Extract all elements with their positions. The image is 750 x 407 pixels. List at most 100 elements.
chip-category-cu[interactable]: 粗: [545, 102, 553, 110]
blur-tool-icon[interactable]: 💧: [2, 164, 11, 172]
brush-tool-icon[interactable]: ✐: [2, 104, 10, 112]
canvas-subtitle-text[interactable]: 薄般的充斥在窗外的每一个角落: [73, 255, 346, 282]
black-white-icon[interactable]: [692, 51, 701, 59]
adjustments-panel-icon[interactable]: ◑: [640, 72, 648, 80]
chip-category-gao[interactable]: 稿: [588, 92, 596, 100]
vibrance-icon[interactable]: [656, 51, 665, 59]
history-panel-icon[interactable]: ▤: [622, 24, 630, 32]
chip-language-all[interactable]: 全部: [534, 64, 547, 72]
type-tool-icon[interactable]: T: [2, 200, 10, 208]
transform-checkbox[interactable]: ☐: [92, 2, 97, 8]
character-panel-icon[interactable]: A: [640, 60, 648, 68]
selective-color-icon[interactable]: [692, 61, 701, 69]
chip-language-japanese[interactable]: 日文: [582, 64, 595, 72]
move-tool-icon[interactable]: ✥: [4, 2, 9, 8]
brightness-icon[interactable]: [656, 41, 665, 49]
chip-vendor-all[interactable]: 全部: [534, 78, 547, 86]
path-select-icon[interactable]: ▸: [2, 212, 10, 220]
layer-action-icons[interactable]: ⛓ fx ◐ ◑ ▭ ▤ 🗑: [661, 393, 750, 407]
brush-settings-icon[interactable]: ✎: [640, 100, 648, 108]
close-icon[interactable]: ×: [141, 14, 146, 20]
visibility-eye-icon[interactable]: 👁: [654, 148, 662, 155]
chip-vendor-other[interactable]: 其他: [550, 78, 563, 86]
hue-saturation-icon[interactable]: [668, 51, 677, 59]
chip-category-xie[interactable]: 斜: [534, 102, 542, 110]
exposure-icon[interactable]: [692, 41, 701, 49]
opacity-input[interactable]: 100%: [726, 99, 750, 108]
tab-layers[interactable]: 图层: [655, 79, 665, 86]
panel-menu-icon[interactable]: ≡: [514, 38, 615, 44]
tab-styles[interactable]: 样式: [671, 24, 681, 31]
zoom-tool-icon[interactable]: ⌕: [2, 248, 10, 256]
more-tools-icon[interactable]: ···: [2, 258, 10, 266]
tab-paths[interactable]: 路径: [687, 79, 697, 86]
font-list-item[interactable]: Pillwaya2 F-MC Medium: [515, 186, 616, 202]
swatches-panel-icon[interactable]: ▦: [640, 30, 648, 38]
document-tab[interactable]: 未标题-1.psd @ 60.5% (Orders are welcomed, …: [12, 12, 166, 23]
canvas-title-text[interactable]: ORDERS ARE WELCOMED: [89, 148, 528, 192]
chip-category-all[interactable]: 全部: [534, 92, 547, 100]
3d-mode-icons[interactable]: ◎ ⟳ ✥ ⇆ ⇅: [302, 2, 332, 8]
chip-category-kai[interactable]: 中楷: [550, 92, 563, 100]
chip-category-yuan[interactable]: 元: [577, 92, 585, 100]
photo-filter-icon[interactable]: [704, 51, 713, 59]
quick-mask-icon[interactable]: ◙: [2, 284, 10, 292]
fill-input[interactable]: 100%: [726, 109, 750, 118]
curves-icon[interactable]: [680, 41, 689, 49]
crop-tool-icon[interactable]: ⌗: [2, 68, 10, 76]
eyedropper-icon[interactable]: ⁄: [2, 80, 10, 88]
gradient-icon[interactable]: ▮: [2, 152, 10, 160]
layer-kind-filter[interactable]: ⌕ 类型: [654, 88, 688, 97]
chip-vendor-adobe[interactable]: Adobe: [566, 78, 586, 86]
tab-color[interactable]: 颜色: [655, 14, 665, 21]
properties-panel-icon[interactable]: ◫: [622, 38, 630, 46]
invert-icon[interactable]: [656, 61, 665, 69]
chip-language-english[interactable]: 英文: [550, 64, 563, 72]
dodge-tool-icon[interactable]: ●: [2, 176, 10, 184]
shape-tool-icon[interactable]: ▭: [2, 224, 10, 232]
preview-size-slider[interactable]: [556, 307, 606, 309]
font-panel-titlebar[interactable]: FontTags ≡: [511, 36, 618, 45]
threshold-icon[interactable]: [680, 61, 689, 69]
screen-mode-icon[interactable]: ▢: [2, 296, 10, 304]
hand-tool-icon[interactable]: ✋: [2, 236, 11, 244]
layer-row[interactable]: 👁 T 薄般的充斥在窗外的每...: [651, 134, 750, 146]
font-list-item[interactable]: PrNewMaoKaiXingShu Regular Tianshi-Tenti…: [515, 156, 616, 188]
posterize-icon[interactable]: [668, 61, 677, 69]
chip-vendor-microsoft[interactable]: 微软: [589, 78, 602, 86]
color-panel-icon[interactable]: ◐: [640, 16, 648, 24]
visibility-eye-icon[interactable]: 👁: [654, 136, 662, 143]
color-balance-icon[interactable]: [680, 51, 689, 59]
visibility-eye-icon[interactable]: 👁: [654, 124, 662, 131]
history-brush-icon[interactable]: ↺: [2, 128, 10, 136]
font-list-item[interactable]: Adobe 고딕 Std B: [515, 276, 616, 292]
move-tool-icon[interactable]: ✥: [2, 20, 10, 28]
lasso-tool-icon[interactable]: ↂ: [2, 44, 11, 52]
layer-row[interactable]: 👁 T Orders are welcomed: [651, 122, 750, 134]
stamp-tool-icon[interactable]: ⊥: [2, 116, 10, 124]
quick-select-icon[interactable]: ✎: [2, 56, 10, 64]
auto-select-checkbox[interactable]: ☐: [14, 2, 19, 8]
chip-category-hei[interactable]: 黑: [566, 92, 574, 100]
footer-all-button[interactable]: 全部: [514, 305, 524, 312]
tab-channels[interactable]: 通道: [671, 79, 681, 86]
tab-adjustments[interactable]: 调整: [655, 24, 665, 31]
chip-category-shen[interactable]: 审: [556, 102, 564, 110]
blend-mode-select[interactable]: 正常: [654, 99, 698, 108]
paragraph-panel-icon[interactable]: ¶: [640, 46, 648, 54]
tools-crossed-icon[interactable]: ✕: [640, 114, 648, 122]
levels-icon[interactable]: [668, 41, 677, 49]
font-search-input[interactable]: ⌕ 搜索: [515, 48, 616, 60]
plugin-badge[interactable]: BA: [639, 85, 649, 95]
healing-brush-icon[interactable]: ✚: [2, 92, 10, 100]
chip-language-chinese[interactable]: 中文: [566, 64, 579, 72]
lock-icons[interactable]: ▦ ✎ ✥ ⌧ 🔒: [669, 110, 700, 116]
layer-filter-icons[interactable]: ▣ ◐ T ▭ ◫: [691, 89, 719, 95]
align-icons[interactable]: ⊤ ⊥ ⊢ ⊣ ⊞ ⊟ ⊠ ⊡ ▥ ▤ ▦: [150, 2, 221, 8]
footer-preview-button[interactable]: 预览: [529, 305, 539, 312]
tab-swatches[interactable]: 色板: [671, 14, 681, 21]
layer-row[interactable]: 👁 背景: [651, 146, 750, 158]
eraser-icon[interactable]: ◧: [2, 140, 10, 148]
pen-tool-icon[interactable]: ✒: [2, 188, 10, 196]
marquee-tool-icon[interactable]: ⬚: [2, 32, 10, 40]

[What you will do] Edit the records above so that every "interactable" becomes "clickable", leaving everything else unchanged.

[Answer to this problem]
Extract all elements with their positions. The image is 750 x 407 pixels. List at most 100 elements.
chip-category-cu[clickable]: 粗: [545, 102, 553, 110]
blur-tool-icon[clickable]: 💧: [2, 164, 11, 172]
brush-tool-icon[clickable]: ✐: [2, 104, 10, 112]
canvas-subtitle-text[clickable]: 薄般的充斥在窗外的每一个角落: [73, 255, 346, 282]
black-white-icon[clickable]: [692, 51, 701, 59]
adjustments-panel-icon[clickable]: ◑: [640, 72, 648, 80]
chip-category-gao[clickable]: 稿: [588, 92, 596, 100]
vibrance-icon[clickable]: [656, 51, 665, 59]
history-panel-icon[clickable]: ▤: [622, 24, 630, 32]
chip-language-all[clickable]: 全部: [534, 64, 547, 72]
type-tool-icon[clickable]: T: [2, 200, 10, 208]
transform-checkbox[clickable]: ☐: [92, 2, 97, 8]
character-panel-icon[clickable]: A: [640, 60, 648, 68]
selective-color-icon[clickable]: [692, 61, 701, 69]
chip-language-japanese[clickable]: 日文: [582, 64, 595, 72]
move-tool-icon[clickable]: ✥: [4, 2, 9, 8]
brightness-icon[clickable]: [656, 41, 665, 49]
chip-vendor-all[clickable]: 全部: [534, 78, 547, 86]
path-select-icon[clickable]: ▸: [2, 212, 10, 220]
layer-action-icons[clickable]: ⛓ fx ◐ ◑ ▭ ▤ 🗑: [661, 393, 750, 407]
brush-settings-icon[clickable]: ✎: [640, 100, 648, 108]
close-icon[clickable]: ×: [141, 14, 146, 20]
visibility-eye-icon[clickable]: 👁: [654, 148, 662, 155]
chip-vendor-other[clickable]: 其他: [550, 78, 563, 86]
hue-saturation-icon[clickable]: [668, 51, 677, 59]
chip-category-xie[clickable]: 斜: [534, 102, 542, 110]
exposure-icon[clickable]: [692, 41, 701, 49]
opacity-input[clickable]: 100%: [726, 99, 750, 108]
tab-layers[clickable]: 图层: [655, 79, 665, 86]
panel-menu-icon[clickable]: ≡: [514, 38, 615, 44]
tab-styles[clickable]: 样式: [671, 24, 681, 31]
zoom-tool-icon[clickable]: ⌕: [2, 248, 10, 256]
more-tools-icon[clickable]: ···: [2, 258, 10, 266]
tab-paths[clickable]: 路径: [687, 79, 697, 86]
font-list-item[clickable]: Pillwaya2 F-MC Medium: [515, 186, 616, 202]
swatches-panel-icon[clickable]: ▦: [640, 30, 648, 38]
document-tab[clickable]: 未标题-1.psd @ 60.5% (Orders are welcomed, …: [12, 12, 166, 23]
canvas-title-text[clickable]: ORDERS ARE WELCOMED: [89, 148, 528, 192]
chip-category-all[clickable]: 全部: [534, 92, 547, 100]
3d-mode-icons[clickable]: ◎ ⟳ ✥ ⇆ ⇅: [302, 2, 332, 8]
chip-category-kai[clickable]: 中楷: [550, 92, 563, 100]
chip-category-yuan[clickable]: 元: [577, 92, 585, 100]
photo-filter-icon[clickable]: [704, 51, 713, 59]
quick-mask-icon[clickable]: ◙: [2, 284, 10, 292]
fill-input[clickable]: 100%: [726, 109, 750, 118]
curves-icon[clickable]: [680, 41, 689, 49]
crop-tool-icon[clickable]: ⌗: [2, 68, 10, 76]
eyedropper-icon[clickable]: ⁄: [2, 80, 10, 88]
gradient-icon[clickable]: ▮: [2, 152, 10, 160]
layer-kind-filter[clickable]: ⌕ 类型: [654, 88, 688, 97]
chip-vendor-adobe[clickable]: Adobe: [566, 78, 586, 86]
tab-color[clickable]: 颜色: [655, 14, 665, 21]
properties-panel-icon[clickable]: ◫: [622, 38, 630, 46]
invert-icon[clickable]: [656, 61, 665, 69]
chip-language-english[clickable]: 英文: [550, 64, 563, 72]
dodge-tool-icon[clickable]: ●: [2, 176, 10, 184]
shape-tool-icon[clickable]: ▭: [2, 224, 10, 232]
preview-size-slider[clickable]: [556, 307, 606, 309]
font-panel-titlebar[clickable]: FontTags ≡: [511, 36, 618, 45]
threshold-icon[clickable]: [680, 61, 689, 69]
screen-mode-icon[clickable]: ▢: [2, 296, 10, 304]
hand-tool-icon[clickable]: ✋: [2, 236, 11, 244]
layer-row[clickable]: 👁 T 薄般的充斥在窗外的每...: [651, 134, 750, 146]
font-list-item[clickable]: PrNewMaoKaiXingShu Regular Tianshi-Tenti…: [515, 156, 616, 188]
posterize-icon[clickable]: [668, 61, 677, 69]
chip-vendor-microsoft[clickable]: 微软: [589, 78, 602, 86]
color-panel-icon[clickable]: ◐: [640, 16, 648, 24]
visibility-eye-icon[clickable]: 👁: [654, 136, 662, 143]
color-balance-icon[clickable]: [680, 51, 689, 59]
visibility-eye-icon[clickable]: 👁: [654, 124, 662, 131]
history-brush-icon[clickable]: ↺: [2, 128, 10, 136]
font-list-item[clickable]: Adobe 고딕 Std B: [515, 276, 616, 292]
move-tool-icon[clickable]: ✥: [2, 20, 10, 28]
lasso-tool-icon[clickable]: ↂ: [2, 44, 11, 52]
layer-row[clickable]: 👁 T Orders are welcomed: [651, 122, 750, 134]
stamp-tool-icon[clickable]: ⊥: [2, 116, 10, 124]
quick-select-icon[clickable]: ✎: [2, 56, 10, 64]
auto-select-checkbox[clickable]: ☐: [14, 2, 19, 8]
chip-category-hei[clickable]: 黑: [566, 92, 574, 100]
footer-all-button[clickable]: 全部: [514, 305, 524, 312]
tab-channels[clickable]: 通道: [671, 79, 681, 86]
tab-adjustments[clickable]: 调整: [655, 24, 665, 31]
chip-category-shen[clickable]: 审: [556, 102, 564, 110]
blend-mode-select[clickable]: 正常: [654, 99, 698, 108]
paragraph-panel-icon[clickable]: ¶: [640, 46, 648, 54]
tools-crossed-icon[clickable]: ✕: [640, 114, 648, 122]
levels-icon[clickable]: [668, 41, 677, 49]
font-search-input[clickable]: ⌕ 搜索: [515, 48, 616, 60]
plugin-badge[clickable]: BA: [639, 85, 649, 95]
healing-brush-icon[clickable]: ✚: [2, 92, 10, 100]
chip-language-chinese[clickable]: 中文: [566, 64, 579, 72]
lock-icons[clickable]: ▦ ✎ ✥ ⌧ 🔒: [669, 110, 700, 116]
layer-filter-icons[clickable]: ▣ ◐ T ▭ ◫: [691, 89, 719, 95]
align-icons[clickable]: ⊤ ⊥ ⊢ ⊣ ⊞ ⊟ ⊠ ⊡ ▥ ▤ ▦: [150, 2, 221, 8]
footer-preview-button[clickable]: 预览: [529, 305, 539, 312]
tab-swatches[clickable]: 色板: [671, 14, 681, 21]
layer-row[clickable]: 👁 背景: [651, 146, 750, 158]
eraser-icon[clickable]: ◧: [2, 140, 10, 148]
pen-tool-icon[clickable]: ✒: [2, 188, 10, 196]
marquee-tool-icon[clickable]: ⬚: [2, 32, 10, 40]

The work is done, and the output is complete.